▶ _Task to complete_
Type out the material below exactly.

[Saved entries]
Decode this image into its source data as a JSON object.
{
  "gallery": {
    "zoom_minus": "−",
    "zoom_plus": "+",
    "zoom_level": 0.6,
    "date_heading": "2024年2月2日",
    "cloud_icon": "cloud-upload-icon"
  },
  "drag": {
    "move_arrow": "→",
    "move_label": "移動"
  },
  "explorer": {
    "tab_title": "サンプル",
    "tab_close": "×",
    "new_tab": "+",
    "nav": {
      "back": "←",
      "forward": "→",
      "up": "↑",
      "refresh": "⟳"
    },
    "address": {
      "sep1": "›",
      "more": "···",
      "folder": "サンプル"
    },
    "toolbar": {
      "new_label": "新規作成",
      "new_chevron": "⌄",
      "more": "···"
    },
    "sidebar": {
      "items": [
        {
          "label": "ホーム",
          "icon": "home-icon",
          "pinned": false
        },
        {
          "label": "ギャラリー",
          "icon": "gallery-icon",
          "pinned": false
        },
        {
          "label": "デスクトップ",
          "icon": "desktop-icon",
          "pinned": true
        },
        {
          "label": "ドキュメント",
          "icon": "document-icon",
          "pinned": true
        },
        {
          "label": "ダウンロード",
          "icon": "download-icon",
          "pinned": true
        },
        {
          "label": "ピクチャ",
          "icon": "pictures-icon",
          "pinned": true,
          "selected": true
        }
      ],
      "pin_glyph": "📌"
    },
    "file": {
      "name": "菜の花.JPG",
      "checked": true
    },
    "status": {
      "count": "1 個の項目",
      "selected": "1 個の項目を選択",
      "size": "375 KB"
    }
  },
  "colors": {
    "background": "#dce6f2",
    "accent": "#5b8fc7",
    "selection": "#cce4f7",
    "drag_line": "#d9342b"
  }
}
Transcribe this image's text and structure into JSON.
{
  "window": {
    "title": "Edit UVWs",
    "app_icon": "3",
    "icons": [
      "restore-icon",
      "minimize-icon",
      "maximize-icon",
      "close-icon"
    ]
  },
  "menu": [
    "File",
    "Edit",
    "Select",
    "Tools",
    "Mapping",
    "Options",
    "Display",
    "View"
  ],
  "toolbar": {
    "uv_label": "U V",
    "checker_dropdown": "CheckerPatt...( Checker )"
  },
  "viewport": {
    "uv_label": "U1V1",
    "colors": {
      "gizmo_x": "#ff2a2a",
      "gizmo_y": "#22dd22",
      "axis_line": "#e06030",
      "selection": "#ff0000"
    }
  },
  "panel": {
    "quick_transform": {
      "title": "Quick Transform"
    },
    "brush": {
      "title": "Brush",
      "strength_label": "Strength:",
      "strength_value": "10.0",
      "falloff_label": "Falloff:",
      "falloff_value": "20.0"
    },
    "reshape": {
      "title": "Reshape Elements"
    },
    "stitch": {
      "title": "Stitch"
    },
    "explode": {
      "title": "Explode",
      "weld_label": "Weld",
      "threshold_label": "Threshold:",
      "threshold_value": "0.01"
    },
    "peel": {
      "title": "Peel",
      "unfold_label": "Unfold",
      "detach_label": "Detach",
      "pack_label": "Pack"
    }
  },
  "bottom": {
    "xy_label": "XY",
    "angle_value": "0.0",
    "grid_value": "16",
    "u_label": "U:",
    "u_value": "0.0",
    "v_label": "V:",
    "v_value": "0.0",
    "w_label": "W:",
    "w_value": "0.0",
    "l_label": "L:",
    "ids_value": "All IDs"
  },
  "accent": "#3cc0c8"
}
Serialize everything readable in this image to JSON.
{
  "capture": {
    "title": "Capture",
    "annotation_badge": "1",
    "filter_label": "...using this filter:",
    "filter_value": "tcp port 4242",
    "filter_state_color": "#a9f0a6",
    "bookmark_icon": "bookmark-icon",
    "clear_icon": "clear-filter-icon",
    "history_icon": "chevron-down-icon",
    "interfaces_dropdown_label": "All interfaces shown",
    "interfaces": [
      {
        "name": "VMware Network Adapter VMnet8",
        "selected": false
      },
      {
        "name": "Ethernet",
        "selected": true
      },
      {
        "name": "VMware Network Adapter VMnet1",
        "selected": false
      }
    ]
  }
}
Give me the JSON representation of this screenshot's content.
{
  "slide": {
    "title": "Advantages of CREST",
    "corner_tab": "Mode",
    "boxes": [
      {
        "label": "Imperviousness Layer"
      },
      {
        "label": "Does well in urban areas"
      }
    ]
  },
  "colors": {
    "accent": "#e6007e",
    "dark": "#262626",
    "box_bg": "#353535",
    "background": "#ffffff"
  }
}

▶ _Exercise result_
Decode this image into its source data as a JSON object.
{
  "gallery": {
    "zoom_minus": "−",
    "zoom_plus": "+",
    "zoom_level": 0.6,
    "date_heading": "2024年2月2日",
    "cloud_icon": "cloud-upload-icon"
  },
  "drag": {
    "move_arrow": "→",
    "move_label": "移動"
  },
  "explorer": {
    "tab_title": "サンプル",
    "tab_close": "×",
    "new_tab": "+",
    "nav": {
      "back": "←",
      "forward": "→",
      "up": "↑",
      "refresh": "⟳"
    },
    "address": {
      "sep1": "›",
      "more": "···",
      "folder": "サンプル"
    },
    "toolbar": {
      "new_label": "新規作成",
      "new_chevron": "⌄",
      "more": "···"
    },
    "sidebar": {
      "items": [
        {
          "label": "ホーム",
          "icon": "home-icon",
          "pinned": false
        },
        {
          "label": "ギャラリー",
          "icon": "gallery-icon",
          "pinned": false
        },
        {
          "label": "デスクトップ",
          "icon": "desktop-icon",
          "pinned": true
        },
        {
          "label": "ドキュメント",
          "icon": "document-icon",
          "pinned": true
        },
        {
          "label": "ダウンロード",
          "icon": "download-icon",
          "pinned": true
        },
        {
          "label": "ピクチャ",
          "icon": "pictures-icon",
          "pinned": true,
          "selected": true
        }
      ],
      "pin_glyph": "📌"
    },
    "file": {
      "name": "菜の花.JPG",
      "checked": true
    },
    "status": {
      "count": "1 個の項目",
      "selected": "1 個の項目を選択",
      "size": "375 KB"
    }
  },
  "colors": {
    "background": "#dce6f2",
    "accent": "#5b8fc7",
    "selection": "#cce4f7",
    "drag_line": "#d9342b"
  }
}
Transcribe this image's text and structure into JSON.
{
  "window": {
    "title": "Edit UVWs",
    "app_icon": "3",
    "icons": [
      "restore-icon",
      "minimize-icon",
      "maximize-icon",
      "close-icon"
    ]
  },
  "menu": [
    "File",
    "Edit",
    "Select",
    "Tools",
    "Mapping",
    "Options",
    "Display",
    "View"
  ],
  "toolbar": {
    "uv_label": "U V",
    "checker_dropdown": "CheckerPatt...( Checker )"
  },
  "viewport": {
    "uv_label": "U1V1",
    "colors": {
      "gizmo_x": "#ff2a2a",
      "gizmo_y": "#22dd22",
      "axis_line": "#e06030",
      "selection": "#ff0000"
    }
  },
  "panel": {
    "quick_transform": {
      "title": "Quick Transform"
    },
    "brush": {
      "title": "Brush",
      "strength_label": "Strength:",
      "strength_value": "10.0",
      "falloff_label": "Falloff:",
      "falloff_value": "20.0"
    },
    "reshape": {
      "title": "Reshape Elements"
    },
    "stitch": {
      "title": "Stitch"
    },
    "explode": {
      "title": "Explode",
      "weld_label": "Weld",
      "threshold_label": "Threshold:",
      "threshold_value": "0.01"
    },
    "peel": {
      "title": "Peel",
      "unfold_label": "Unfold",
      "detach_label": "Detach",
      "pack_label": "Pack"
    }
  },
  "bottom": {
    "xy_label": "XY",
    "angle_value": "0.0",
    "grid_value": "16",
    "u_label": "U:",
    "u_value": "0.0",
    "v_label": "V:",
    "v_value": "0.0",
    "w_label": "W:",
    "w_value": "0.0",
    "l_label": "L:",
    "ids_value": "All IDs"
  },
  "accent": "#3cc0c8"
}
Serialize everything readable in this image to JSON.
{
  "capture": {
    "title": "Capture",
    "annotation_badge": "1",
    "filter_label": "...using this filter:",
    "filter_value": "tcp port 4242",
    "filter_state_color": "#a9f0a6",
    "bookmark_icon": "bookmark-icon",
    "clear_icon": "clear-filter-icon",
    "history_icon": "chevron-down-icon",
    "interfaces_dropdown_label": "All interfaces shown",
    "interfaces": [
      {
        "name": "VMware Network Adapter VMnet8",
        "selected": false
      },
      {
        "name": "Ethernet",
        "selected": true
      },
      {
        "name": "VMware Network Adapter VMnet1",
        "selected": false
      }
    ]
  }
}
Give me the JSON representation of this screenshot's content.
{
  "slide": {
    "title": "Advantages of CREST",
    "corner_tab": "Mode",
    "boxes": [
      {
        "label": "Imperviousness Layer"
      },
      {
        "label": "Does well in urban areas"
      }
    ]
  },
  "colors": {
    "accent": "#e6007e",
    "dark": "#262626",
    "box_bg": "#353535",
    "background": "#ffffff"
  }
}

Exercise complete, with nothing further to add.